• PROBLEM TO WORK ON: Bring together all lines of the material below that contain the string "Thumbnails".

• DATA EXTRACT:
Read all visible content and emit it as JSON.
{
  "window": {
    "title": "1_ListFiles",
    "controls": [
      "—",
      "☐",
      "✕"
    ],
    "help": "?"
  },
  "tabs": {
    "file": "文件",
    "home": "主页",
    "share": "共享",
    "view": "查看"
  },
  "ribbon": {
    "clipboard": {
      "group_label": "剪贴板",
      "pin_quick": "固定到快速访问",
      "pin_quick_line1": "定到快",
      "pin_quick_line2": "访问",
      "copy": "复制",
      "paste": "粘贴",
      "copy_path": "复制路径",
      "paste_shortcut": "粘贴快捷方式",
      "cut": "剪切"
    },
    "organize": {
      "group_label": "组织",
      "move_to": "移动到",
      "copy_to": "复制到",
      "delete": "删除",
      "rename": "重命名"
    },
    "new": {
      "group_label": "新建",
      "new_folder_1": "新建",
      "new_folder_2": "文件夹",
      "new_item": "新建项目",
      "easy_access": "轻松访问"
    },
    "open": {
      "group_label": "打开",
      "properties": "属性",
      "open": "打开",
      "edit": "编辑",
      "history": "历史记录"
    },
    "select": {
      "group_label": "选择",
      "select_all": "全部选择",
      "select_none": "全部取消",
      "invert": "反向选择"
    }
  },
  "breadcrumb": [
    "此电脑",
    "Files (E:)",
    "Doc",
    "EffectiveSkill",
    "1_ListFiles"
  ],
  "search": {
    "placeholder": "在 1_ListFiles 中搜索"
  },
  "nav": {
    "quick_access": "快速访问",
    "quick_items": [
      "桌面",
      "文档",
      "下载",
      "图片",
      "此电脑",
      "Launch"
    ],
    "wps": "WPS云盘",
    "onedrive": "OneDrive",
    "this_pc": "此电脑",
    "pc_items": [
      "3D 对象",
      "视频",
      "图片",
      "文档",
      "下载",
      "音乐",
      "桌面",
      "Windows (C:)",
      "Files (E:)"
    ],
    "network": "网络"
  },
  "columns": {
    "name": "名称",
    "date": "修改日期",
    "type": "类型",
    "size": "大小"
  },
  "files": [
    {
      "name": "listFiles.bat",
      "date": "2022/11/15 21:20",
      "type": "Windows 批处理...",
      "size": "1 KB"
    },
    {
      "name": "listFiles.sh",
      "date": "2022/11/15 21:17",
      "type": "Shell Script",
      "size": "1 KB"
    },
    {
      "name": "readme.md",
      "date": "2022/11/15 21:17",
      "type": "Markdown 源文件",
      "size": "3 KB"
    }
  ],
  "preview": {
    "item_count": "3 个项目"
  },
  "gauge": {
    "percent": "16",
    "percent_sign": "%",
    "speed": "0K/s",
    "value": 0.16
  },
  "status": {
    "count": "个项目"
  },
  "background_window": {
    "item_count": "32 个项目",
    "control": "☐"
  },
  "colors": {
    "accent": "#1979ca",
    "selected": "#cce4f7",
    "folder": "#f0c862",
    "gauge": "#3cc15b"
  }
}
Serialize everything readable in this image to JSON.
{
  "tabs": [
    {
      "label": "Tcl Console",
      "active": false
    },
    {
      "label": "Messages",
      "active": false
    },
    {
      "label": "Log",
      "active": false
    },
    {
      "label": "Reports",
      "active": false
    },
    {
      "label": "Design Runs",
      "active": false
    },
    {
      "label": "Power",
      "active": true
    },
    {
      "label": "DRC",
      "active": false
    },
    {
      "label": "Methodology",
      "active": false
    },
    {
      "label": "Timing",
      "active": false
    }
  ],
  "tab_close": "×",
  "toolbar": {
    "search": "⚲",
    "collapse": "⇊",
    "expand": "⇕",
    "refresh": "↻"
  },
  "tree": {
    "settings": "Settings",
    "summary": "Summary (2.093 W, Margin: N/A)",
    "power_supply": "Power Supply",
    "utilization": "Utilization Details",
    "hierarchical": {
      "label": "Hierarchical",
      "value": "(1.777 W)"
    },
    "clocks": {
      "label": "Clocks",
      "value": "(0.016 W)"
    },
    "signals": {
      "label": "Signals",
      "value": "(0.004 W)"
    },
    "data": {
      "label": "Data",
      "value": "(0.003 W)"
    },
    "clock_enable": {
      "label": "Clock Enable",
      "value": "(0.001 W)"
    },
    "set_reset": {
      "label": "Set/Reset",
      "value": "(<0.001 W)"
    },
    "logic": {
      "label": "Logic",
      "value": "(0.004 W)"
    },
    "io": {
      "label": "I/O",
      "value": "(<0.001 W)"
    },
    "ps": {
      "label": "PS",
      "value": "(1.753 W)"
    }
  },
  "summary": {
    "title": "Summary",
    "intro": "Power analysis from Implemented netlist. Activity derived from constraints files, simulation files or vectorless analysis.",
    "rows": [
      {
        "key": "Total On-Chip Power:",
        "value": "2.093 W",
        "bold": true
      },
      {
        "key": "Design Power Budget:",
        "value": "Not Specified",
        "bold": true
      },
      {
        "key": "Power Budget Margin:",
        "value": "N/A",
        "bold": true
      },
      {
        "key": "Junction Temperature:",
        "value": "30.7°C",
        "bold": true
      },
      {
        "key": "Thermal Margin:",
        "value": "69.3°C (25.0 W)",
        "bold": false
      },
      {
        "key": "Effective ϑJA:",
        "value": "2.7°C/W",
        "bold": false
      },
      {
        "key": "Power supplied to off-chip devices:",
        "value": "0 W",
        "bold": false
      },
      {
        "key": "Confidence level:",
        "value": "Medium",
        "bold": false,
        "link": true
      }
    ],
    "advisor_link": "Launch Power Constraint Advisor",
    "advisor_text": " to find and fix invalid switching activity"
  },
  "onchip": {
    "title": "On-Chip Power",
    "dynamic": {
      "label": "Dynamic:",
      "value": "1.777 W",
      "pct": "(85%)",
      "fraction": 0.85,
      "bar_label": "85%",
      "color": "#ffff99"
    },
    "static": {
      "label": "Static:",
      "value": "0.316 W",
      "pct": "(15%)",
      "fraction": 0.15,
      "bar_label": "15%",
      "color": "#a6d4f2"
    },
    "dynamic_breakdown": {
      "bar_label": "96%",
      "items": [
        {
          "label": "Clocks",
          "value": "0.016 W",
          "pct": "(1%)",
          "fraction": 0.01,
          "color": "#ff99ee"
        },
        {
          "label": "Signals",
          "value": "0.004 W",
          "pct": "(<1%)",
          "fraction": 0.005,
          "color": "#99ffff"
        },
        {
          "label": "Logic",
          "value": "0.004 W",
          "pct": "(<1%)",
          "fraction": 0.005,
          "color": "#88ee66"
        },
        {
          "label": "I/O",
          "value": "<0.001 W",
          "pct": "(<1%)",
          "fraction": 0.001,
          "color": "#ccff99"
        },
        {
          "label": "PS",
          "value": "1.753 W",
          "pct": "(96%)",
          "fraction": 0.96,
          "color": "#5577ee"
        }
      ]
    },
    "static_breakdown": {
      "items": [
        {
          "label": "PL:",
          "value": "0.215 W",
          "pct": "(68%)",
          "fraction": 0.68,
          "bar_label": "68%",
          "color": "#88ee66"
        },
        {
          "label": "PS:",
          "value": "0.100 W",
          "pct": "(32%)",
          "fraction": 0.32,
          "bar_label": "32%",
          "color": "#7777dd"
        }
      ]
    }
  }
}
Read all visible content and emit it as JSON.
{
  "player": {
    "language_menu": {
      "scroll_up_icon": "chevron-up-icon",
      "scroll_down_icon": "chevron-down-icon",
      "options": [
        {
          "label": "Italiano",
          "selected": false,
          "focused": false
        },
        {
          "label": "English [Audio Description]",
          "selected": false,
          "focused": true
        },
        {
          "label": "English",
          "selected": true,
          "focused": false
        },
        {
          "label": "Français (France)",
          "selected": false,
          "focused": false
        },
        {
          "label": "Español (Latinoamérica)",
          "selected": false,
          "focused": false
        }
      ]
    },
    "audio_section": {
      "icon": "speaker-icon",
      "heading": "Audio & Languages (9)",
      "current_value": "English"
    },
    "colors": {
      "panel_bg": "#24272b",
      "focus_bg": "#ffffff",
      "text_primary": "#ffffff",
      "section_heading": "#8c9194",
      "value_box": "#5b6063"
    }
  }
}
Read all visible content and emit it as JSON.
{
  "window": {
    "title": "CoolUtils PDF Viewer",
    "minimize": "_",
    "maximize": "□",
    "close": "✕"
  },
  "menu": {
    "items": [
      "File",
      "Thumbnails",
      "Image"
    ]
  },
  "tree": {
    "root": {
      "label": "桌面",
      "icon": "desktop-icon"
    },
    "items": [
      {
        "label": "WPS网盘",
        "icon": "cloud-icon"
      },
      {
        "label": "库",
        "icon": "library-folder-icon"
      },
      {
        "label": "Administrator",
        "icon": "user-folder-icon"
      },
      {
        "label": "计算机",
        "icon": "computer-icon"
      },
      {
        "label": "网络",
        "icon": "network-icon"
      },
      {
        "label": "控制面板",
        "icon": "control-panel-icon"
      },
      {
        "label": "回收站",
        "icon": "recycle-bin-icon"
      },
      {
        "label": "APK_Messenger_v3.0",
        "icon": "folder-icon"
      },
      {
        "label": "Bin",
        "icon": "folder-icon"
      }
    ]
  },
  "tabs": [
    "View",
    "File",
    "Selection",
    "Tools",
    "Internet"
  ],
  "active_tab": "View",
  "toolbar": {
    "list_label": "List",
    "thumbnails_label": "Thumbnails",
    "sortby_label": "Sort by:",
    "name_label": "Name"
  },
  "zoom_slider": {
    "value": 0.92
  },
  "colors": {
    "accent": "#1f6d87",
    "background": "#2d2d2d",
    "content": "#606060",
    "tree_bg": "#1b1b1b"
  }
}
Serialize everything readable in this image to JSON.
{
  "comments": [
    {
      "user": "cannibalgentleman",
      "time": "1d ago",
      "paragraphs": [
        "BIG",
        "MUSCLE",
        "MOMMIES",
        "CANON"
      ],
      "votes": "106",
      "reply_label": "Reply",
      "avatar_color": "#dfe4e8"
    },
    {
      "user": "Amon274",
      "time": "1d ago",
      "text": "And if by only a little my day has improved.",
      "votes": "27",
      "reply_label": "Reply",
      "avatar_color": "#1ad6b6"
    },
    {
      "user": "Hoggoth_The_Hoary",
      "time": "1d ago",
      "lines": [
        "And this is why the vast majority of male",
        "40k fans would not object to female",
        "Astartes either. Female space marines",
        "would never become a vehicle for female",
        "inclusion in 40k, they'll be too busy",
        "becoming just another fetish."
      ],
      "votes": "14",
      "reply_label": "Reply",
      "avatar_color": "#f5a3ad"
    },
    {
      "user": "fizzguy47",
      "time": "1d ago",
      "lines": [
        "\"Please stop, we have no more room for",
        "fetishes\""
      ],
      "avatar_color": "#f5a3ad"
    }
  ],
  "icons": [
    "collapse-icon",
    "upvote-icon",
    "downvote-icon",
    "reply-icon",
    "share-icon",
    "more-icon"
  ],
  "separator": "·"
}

• EXERCISE ANSWER:
      "Thumbnails",
    "thumbnails_label": "Thumbnails",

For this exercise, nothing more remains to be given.